• The task: Copy the lines below word for word, leaving out the pictures.

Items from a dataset
══════

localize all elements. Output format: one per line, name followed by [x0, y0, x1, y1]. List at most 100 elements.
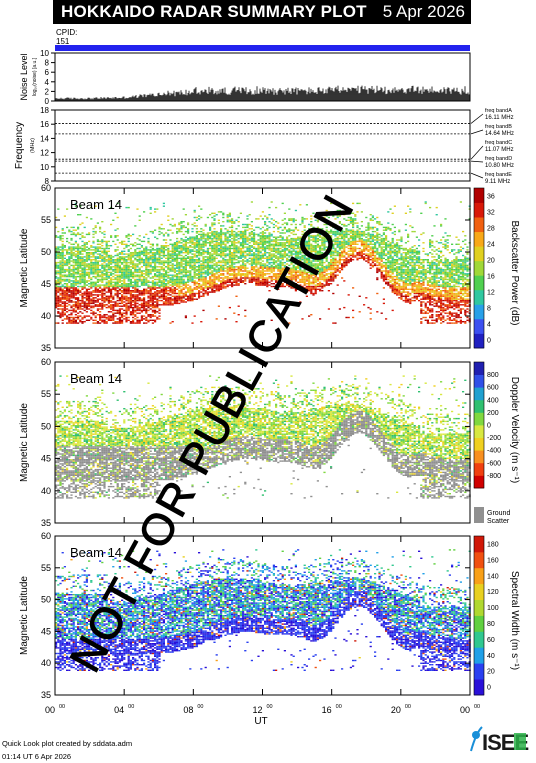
colorbar-tick-label: 160	[487, 557, 499, 564]
time-tick-label: 20	[391, 705, 401, 715]
colorbar-segment	[474, 203, 484, 218]
colorbar-segment	[474, 275, 484, 290]
footer-credit: Quick Look plot created by sddata.adm	[2, 739, 132, 748]
colorbar-tick-label: 120	[487, 589, 499, 596]
frequency-band-leader	[471, 161, 483, 162]
colorbar-segment	[474, 319, 484, 334]
colorbar-tick-label: 600	[487, 385, 499, 392]
time-tick-label-minutes: 00	[405, 704, 411, 710]
lat-tick-label: 55	[41, 215, 51, 225]
frequency-ytick-label: 14	[40, 134, 49, 143]
time-tick-label: 08	[183, 705, 193, 715]
lat-tick-label: 45	[41, 454, 51, 464]
colorbar-segment	[474, 600, 484, 616]
frequency-frame	[55, 110, 470, 181]
frequency-band-label: freq bandD	[485, 156, 512, 162]
ground-scatter-swatch	[474, 507, 484, 523]
colorbar-tick-label: 16	[487, 274, 495, 281]
frequency-ylabel-unit: (MHz)	[30, 138, 36, 153]
frequency-ytick-label: 18	[40, 106, 49, 115]
frequency-band-value: 11.07 MHz	[485, 147, 514, 153]
colorbar-segment	[474, 400, 484, 413]
lat-tick-label: 40	[41, 658, 51, 668]
frequency-ytick-label: 16	[40, 120, 49, 129]
frequency-ytick-label: 10	[40, 163, 49, 172]
frequency-band-leader	[471, 114, 483, 123]
lat-tick-label: 60	[41, 357, 51, 367]
colorbar-segment	[474, 647, 484, 663]
colorbar-segment	[474, 616, 484, 632]
colorbar-tick-label: 100	[487, 605, 499, 612]
frequency-band-leader	[471, 130, 483, 134]
colorbar-tick-label: 60	[487, 637, 495, 644]
colorbar-segment	[474, 362, 484, 375]
frequency-band-label: freq bandC	[485, 140, 512, 146]
colorbar-segment	[474, 438, 484, 451]
magnetic-latitude-label: Magnetic Latitude	[19, 228, 30, 307]
colorbar-tick-label: 800	[487, 372, 499, 379]
colorbar-tick-label: 400	[487, 397, 499, 404]
lat-tick-label: 35	[41, 518, 51, 528]
noise-ytick-label: 2	[45, 87, 50, 96]
frequency-band-value: 16.11 MHz	[485, 115, 514, 121]
colorbar-segment	[474, 584, 484, 600]
frequency-band-value: 9.11 MHz	[485, 179, 510, 185]
colorbar-tick-label: 200	[487, 410, 499, 417]
colorbar-segment	[474, 552, 484, 568]
colorbar-segment	[474, 375, 484, 388]
noise-ytick-label: 10	[40, 49, 49, 58]
ground-scatter-label: Scatter	[487, 518, 510, 525]
colorbar-segment	[474, 232, 484, 247]
footer-timestamp: 01:14 UT 6 Apr 2026	[2, 752, 71, 761]
colorbar-tick-label: 20	[487, 669, 495, 676]
time-tick-label: 16	[322, 705, 332, 715]
colorbar-tick-label: 8	[487, 306, 491, 313]
time-tick-label-minutes: 00	[267, 704, 273, 710]
lat-tick-label: 50	[41, 595, 51, 605]
lat-tick-label: 55	[41, 563, 51, 573]
time-tick-label: 00	[460, 705, 470, 715]
frequency-band-label: freq bandE	[485, 172, 512, 178]
frequency-ylabel: Frequency	[14, 122, 25, 169]
colorbar-tick-label: 180	[487, 541, 499, 548]
time-tick-label-minutes: 00	[59, 704, 65, 710]
colorbar-tick-label: -800	[487, 473, 501, 480]
lat-tick-label: 45	[41, 279, 51, 289]
isee-logo: ISEE	[468, 723, 530, 755]
lat-tick-label: 35	[41, 690, 51, 700]
colorbar-segment	[474, 568, 484, 584]
colorbar-segment	[474, 188, 484, 203]
colorbar-tick-label: 0	[487, 338, 491, 345]
noise-trace	[55, 86, 470, 101]
colorbar-tick-label: -400	[487, 448, 501, 455]
colorbar-tick-label: 140	[487, 573, 499, 580]
colorbar-segment	[474, 425, 484, 438]
colorbar-tick-label: 80	[487, 621, 495, 628]
frequency-band-leader	[471, 173, 483, 178]
noise-ytick-label: 8	[45, 59, 50, 68]
frequency-band-leader	[471, 146, 483, 159]
colorbar-segment	[474, 333, 484, 348]
colorbar-segment	[474, 475, 484, 488]
colorbar-label: Doppler Velocity (m s⁻¹)	[509, 377, 520, 483]
colorbar-tick-label: 0	[487, 685, 491, 692]
colorbar-segment	[474, 536, 484, 552]
lat-tick-label: 40	[41, 311, 51, 321]
colorbar-tick-label: 12	[487, 290, 495, 297]
colorbar-segment	[474, 217, 484, 232]
colorbar-tick-label: 20	[487, 258, 495, 265]
lat-tick-label: 45	[41, 626, 51, 636]
colorbar-segment	[474, 450, 484, 463]
frequency-band-label: freq bandB	[485, 124, 512, 130]
colorbar-segment	[474, 663, 484, 679]
time-tick-label: 04	[114, 705, 124, 715]
time-tick-label-minutes: 00	[474, 704, 480, 710]
colorbar-tick-label: 40	[487, 653, 495, 660]
lat-tick-label: 50	[41, 247, 51, 257]
lat-tick-label: 50	[41, 421, 51, 431]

══════

• Output below:
localize all elements. Output format: one per line, name followed by [x0, y0, x1, y1]. List at most 100 elements.
colorbar-tick-label: 160	[487, 557, 499, 564]
time-tick-label: 20	[391, 705, 401, 715]
colorbar-segment	[474, 203, 484, 218]
colorbar-segment	[474, 275, 484, 290]
footer-credit: Quick Look plot created by sddata.adm	[2, 739, 132, 748]
colorbar-tick-label: 120	[487, 589, 499, 596]
frequency-band-leader	[471, 161, 483, 162]
colorbar-segment	[474, 319, 484, 334]
colorbar-tick-label: 600	[487, 385, 499, 392]
time-tick-label-minutes: 00	[405, 704, 411, 710]
lat-tick-label: 55	[41, 215, 51, 225]
frequency-ytick-label: 14	[40, 134, 49, 143]
time-tick-label: 08	[183, 705, 193, 715]
lat-tick-label: 45	[41, 454, 51, 464]
colorbar-segment	[474, 600, 484, 616]
frequency-frame	[55, 110, 470, 181]
frequency-band-label: freq bandD	[485, 156, 512, 162]
ground-scatter-swatch	[474, 507, 484, 523]
colorbar-tick-label: 16	[487, 274, 495, 281]
frequency-ylabel-unit: (MHz)	[30, 138, 36, 153]
frequency-ytick-label: 18	[40, 106, 49, 115]
frequency-band-value: 11.07 MHz	[485, 147, 514, 153]
colorbar-segment	[474, 400, 484, 413]
lat-tick-label: 40	[41, 658, 51, 668]
frequency-ytick-label: 16	[40, 120, 49, 129]
frequency-ytick-label: 10	[40, 163, 49, 172]
frequency-band-leader	[471, 114, 483, 123]
lat-tick-label: 60	[41, 357, 51, 367]
colorbar-segment	[474, 647, 484, 663]
colorbar-segment	[474, 616, 484, 632]
colorbar-tick-label: 100	[487, 605, 499, 612]
frequency-band-leader	[471, 130, 483, 134]
colorbar-tick-label: 60	[487, 637, 495, 644]
colorbar-segment	[474, 362, 484, 375]
frequency-band-label: freq bandC	[485, 140, 512, 146]
colorbar-segment	[474, 438, 484, 451]
magnetic-latitude-label: Magnetic Latitude	[19, 228, 30, 307]
colorbar-tick-label: 800	[487, 372, 499, 379]
colorbar-tick-label: 400	[487, 397, 499, 404]
lat-tick-label: 35	[41, 518, 51, 528]
noise-ytick-label: 2	[45, 87, 50, 96]
frequency-band-value: 16.11 MHz	[485, 115, 514, 121]
colorbar-segment	[474, 584, 484, 600]
frequency-band-value: 9.11 MHz	[485, 179, 510, 185]
colorbar-tick-label: 200	[487, 410, 499, 417]
colorbar-segment	[474, 552, 484, 568]
colorbar-segment	[474, 375, 484, 388]
noise-ytick-label: 10	[40, 49, 49, 58]
ground-scatter-label: Scatter	[487, 518, 510, 525]
colorbar-segment	[474, 232, 484, 247]
footer-timestamp: 01:14 UT 6 Apr 2026	[2, 752, 71, 761]
colorbar-tick-label: 20	[487, 669, 495, 676]
time-tick-label: 16	[322, 705, 332, 715]
colorbar-tick-label: 8	[487, 306, 491, 313]
time-tick-label-minutes: 00	[267, 704, 273, 710]
lat-tick-label: 50	[41, 595, 51, 605]
lat-tick-label: 55	[41, 563, 51, 573]
time-tick-label: 00	[460, 705, 470, 715]
frequency-band-label: freq bandE	[485, 172, 512, 178]
frequency-ylabel: Frequency	[14, 122, 25, 169]
colorbar-tick-label: 180	[487, 541, 499, 548]
time-tick-label-minutes: 00	[59, 704, 65, 710]
colorbar-tick-label: -800	[487, 473, 501, 480]
lat-tick-label: 45	[41, 279, 51, 289]
isee-logo: ISEE	[468, 723, 530, 755]
lat-tick-label: 35	[41, 690, 51, 700]
colorbar-segment	[474, 568, 484, 584]
colorbar-segment	[474, 188, 484, 203]
colorbar-tick-label: 0	[487, 338, 491, 345]
noise-trace	[55, 86, 470, 101]
colorbar-tick-label: -400	[487, 448, 501, 455]
colorbar-tick-label: 140	[487, 573, 499, 580]
colorbar-segment	[474, 425, 484, 438]
colorbar-tick-label: 80	[487, 621, 495, 628]
frequency-band-leader	[471, 173, 483, 178]
noise-ytick-label: 8	[45, 59, 50, 68]
frequency-band-leader	[471, 146, 483, 159]
colorbar-segment	[474, 333, 484, 348]
colorbar-segment	[474, 475, 484, 488]
colorbar-label: Doppler Velocity (m s⁻¹)	[509, 377, 520, 483]
colorbar-tick-label: 0	[487, 685, 491, 692]
colorbar-segment	[474, 536, 484, 552]
lat-tick-label: 40	[41, 311, 51, 321]
colorbar-tick-label: 12	[487, 290, 495, 297]
colorbar-segment	[474, 217, 484, 232]
colorbar-tick-label: 20	[487, 258, 495, 265]
lat-tick-label: 45	[41, 626, 51, 636]
colorbar-segment	[474, 450, 484, 463]
frequency-band-label: freq bandB	[485, 124, 512, 130]
colorbar-segment	[474, 663, 484, 679]
time-tick-label: 04	[114, 705, 124, 715]
time-tick-label-minutes: 00	[474, 704, 480, 710]
colorbar-tick-label: 40	[487, 653, 495, 660]
lat-tick-label: 50	[41, 247, 51, 257]
lat-tick-label: 50	[41, 421, 51, 431]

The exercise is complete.